SOURCE DATA =
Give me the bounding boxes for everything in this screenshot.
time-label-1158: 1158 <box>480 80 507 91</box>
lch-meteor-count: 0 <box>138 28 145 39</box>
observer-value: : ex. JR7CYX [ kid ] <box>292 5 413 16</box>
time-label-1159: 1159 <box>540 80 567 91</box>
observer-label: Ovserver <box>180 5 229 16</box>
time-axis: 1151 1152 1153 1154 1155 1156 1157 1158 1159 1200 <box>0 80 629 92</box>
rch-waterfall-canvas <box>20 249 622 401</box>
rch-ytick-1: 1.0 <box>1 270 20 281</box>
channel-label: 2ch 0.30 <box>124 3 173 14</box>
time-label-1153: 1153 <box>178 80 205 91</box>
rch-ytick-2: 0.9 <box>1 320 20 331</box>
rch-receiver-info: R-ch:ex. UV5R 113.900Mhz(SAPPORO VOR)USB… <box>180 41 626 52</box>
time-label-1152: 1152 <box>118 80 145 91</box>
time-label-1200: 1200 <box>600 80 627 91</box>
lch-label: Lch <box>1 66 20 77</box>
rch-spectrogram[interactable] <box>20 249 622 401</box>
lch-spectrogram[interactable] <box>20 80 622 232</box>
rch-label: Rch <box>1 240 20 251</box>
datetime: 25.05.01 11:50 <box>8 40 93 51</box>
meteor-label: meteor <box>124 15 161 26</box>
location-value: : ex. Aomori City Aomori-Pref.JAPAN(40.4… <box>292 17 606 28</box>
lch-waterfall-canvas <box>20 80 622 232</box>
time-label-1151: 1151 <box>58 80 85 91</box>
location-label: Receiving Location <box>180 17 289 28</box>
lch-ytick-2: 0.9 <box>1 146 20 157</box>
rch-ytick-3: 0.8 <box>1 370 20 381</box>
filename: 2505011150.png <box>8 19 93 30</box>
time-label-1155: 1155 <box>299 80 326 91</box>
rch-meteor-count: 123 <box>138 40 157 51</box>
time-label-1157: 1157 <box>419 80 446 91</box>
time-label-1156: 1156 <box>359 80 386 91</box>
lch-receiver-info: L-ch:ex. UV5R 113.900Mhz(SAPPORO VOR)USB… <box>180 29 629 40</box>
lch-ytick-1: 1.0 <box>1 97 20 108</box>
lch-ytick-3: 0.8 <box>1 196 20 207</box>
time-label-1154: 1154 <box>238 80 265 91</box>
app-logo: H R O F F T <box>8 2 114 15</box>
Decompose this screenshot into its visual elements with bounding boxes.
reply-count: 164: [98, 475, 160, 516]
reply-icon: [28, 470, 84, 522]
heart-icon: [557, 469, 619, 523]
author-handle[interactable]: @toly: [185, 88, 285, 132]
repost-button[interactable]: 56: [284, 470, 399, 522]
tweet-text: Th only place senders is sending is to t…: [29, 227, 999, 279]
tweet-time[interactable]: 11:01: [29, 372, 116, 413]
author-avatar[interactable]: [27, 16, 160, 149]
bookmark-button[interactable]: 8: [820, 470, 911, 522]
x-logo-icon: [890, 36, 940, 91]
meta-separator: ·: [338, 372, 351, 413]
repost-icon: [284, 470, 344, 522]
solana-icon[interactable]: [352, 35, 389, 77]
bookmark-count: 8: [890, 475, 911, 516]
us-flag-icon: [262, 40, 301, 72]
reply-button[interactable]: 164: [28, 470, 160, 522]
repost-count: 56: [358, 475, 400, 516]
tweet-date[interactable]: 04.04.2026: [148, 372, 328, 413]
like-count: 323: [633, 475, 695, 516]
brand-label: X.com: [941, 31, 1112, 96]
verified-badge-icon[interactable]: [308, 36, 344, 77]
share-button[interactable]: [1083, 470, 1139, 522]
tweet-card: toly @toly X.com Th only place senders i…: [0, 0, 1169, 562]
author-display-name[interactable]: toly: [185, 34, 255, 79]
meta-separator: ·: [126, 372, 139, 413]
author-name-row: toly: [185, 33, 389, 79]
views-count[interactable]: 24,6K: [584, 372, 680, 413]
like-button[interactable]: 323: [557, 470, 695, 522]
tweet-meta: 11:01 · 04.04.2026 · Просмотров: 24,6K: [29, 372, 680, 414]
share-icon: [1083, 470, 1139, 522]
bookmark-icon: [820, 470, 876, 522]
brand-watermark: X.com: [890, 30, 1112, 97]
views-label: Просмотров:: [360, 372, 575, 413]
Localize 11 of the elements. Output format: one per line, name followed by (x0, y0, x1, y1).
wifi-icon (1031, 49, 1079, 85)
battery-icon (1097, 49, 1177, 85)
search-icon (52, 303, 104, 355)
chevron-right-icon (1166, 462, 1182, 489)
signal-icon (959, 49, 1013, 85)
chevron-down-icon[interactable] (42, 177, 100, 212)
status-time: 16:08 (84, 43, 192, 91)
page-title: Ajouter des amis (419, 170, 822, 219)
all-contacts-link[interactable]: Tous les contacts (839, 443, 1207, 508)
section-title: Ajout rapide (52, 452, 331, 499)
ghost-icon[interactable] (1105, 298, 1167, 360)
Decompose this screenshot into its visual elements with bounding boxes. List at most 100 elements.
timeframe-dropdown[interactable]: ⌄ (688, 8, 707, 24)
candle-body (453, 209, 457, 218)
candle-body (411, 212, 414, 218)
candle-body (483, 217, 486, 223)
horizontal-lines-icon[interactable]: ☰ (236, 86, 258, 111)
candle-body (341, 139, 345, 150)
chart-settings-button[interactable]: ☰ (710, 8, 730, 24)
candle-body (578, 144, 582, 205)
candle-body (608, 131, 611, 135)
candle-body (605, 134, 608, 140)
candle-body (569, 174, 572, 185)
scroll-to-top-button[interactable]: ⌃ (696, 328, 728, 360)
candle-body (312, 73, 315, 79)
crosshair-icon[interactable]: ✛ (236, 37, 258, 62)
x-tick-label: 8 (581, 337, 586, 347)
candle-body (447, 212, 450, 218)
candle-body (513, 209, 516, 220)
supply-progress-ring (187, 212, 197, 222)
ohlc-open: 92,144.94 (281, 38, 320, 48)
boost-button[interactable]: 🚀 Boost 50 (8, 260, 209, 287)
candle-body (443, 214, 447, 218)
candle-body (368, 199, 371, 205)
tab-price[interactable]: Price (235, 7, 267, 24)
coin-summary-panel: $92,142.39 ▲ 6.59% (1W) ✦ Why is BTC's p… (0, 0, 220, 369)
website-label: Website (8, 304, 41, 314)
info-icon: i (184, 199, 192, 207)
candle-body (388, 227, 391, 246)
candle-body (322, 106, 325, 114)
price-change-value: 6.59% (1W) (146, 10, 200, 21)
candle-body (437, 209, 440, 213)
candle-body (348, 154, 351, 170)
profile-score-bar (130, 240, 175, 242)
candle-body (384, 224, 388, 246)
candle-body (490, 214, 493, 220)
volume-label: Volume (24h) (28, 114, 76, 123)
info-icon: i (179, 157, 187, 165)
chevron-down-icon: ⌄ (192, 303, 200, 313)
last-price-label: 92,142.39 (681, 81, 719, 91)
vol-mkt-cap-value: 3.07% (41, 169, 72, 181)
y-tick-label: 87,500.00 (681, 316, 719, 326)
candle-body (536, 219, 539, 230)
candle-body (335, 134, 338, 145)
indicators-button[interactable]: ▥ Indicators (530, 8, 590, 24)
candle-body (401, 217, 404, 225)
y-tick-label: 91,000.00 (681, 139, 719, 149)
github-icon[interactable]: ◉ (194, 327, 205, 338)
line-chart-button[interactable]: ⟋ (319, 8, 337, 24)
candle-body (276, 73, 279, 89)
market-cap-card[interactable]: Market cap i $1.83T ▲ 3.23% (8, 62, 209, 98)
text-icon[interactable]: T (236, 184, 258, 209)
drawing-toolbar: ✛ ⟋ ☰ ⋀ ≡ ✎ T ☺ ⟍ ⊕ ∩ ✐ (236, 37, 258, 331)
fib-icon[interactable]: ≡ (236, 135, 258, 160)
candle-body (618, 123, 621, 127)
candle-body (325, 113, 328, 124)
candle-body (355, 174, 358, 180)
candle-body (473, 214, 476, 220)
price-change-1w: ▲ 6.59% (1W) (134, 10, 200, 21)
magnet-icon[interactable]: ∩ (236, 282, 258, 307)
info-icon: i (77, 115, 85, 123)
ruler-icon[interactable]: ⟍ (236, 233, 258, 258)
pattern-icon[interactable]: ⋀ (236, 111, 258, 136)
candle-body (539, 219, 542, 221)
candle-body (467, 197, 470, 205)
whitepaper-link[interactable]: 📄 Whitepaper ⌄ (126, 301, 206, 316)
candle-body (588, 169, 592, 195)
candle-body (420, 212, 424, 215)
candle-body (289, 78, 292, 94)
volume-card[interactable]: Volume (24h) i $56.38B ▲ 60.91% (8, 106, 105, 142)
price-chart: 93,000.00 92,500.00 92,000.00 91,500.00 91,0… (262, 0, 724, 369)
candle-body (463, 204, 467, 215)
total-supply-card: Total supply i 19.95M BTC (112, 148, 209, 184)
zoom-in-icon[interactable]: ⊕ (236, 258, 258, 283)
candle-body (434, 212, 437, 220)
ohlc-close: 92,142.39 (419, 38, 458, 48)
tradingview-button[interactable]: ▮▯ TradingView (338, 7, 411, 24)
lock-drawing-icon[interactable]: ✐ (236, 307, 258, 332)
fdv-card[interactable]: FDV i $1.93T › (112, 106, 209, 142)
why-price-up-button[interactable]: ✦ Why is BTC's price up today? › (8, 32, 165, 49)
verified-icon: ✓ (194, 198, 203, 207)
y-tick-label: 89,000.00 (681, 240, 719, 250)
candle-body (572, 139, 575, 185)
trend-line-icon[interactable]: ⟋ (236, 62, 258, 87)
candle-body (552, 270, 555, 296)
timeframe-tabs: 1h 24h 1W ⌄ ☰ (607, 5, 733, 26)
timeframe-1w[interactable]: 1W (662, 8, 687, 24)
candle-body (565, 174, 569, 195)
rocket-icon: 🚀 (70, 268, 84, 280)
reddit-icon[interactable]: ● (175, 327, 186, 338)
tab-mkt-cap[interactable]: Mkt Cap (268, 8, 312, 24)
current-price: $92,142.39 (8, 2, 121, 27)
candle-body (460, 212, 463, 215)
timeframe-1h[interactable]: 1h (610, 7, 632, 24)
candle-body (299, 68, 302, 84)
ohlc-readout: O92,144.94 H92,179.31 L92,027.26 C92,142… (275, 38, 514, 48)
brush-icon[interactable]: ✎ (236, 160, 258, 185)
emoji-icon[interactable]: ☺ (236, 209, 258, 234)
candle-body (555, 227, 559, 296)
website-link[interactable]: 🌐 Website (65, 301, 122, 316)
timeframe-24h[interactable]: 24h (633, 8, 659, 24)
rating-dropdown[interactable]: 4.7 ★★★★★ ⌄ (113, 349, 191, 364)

TASK INSTRUCTIONS = Set down the lines of the material again without any changes, starting at the first line and ending with the line that contains "rch-ytick-3: 0.8 <box>1 370 20 381</box>".

EXERCISE ANSWER =
Give me the bounding boxes for everything in this screenshot.
time-label-1158: 1158 <box>480 80 507 91</box>
lch-meteor-count: 0 <box>138 28 145 39</box>
observer-value: : ex. JR7CYX [ kid ] <box>292 5 413 16</box>
time-label-1159: 1159 <box>540 80 567 91</box>
observer-label: Ovserver <box>180 5 229 16</box>
time-axis: 1151 1152 1153 1154 1155 1156 1157 1158 1159 1200 <box>0 80 629 92</box>
rch-waterfall-canvas <box>20 249 622 401</box>
rch-ytick-1: 1.0 <box>1 270 20 281</box>
channel-label: 2ch 0.30 <box>124 3 173 14</box>
time-label-1153: 1153 <box>178 80 205 91</box>
rch-ytick-2: 0.9 <box>1 320 20 331</box>
rch-receiver-info: R-ch:ex. UV5R 113.900Mhz(SAPPORO VOR)USB… <box>180 41 626 52</box>
time-label-1152: 1152 <box>118 80 145 91</box>
time-label-1200: 1200 <box>600 80 627 91</box>
lch-label: Lch <box>1 66 20 77</box>
rch-spectrogram[interactable] <box>20 249 622 401</box>
lch-spectrogram[interactable] <box>20 80 622 232</box>
rch-label: Rch <box>1 240 20 251</box>
datetime: 25.05.01 11:50 <box>8 40 93 51</box>
meteor-label: meteor <box>124 15 161 26</box>
location-value: : ex. Aomori City Aomori-Pref.JAPAN(40.4… <box>292 17 606 28</box>
lch-waterfall-canvas <box>20 80 622 232</box>
time-label-1151: 1151 <box>58 80 85 91</box>
location-label: Receiving Location <box>180 17 289 28</box>
lch-ytick-2: 0.9 <box>1 146 20 157</box>
rch-ytick-3: 0.8 <box>1 370 20 381</box>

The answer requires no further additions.